▶ **Task to complete**
The records below are to be copied word for word, with every picture left out.

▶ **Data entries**
________________

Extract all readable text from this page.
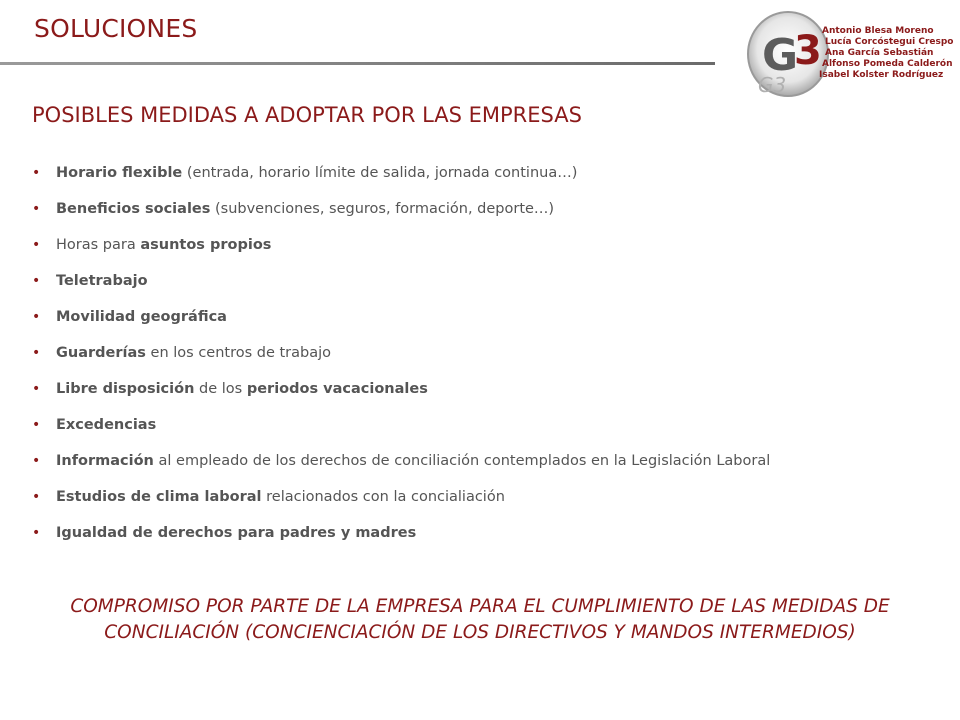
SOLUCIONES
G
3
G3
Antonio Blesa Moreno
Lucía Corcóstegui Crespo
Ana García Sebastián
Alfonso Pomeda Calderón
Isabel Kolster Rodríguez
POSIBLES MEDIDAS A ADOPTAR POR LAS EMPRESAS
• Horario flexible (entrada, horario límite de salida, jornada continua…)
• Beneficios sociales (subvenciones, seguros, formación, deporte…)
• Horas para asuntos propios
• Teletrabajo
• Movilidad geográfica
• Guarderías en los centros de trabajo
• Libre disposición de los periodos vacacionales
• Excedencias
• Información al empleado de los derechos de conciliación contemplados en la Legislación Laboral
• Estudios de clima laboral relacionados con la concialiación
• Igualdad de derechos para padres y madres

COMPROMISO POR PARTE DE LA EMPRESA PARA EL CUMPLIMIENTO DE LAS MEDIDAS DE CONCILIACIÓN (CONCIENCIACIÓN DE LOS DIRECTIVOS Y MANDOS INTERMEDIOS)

________________

▶ **Task answer**
Extract all readable text from this page.
SOLUCIONES
G
3
G3
Antonio Blesa Moreno
Lucía Corcóstegui Crespo
Ana García Sebastián
Alfonso Pomeda Calderón
Isabel Kolster Rodríguez
POSIBLES MEDIDAS A ADOPTAR POR LAS EMPRESAS
• Horario flexible (entrada, horario límite de salida, jornada continua…)
• Beneficios sociales (subvenciones, seguros, formación, deporte…)
• Horas para asuntos propios
• Teletrabajo
• Movilidad geográfica
• Guarderías en los centros de trabajo
• Libre disposición de los periodos vacacionales
• Excedencias
• Información al empleado de los derechos de conciliación contemplados en la Legislación Laboral
• Estudios de clima laboral relacionados con la concialiación
• Igualdad de derechos para padres y madres

COMPROMISO POR PARTE DE LA EMPRESA PARA EL CUMPLIMIENTO DE LAS MEDIDAS DE CONCILIACIÓN (CONCIENCIACIÓN DE LOS DIRECTIVOS Y MANDOS INTERMEDIOS)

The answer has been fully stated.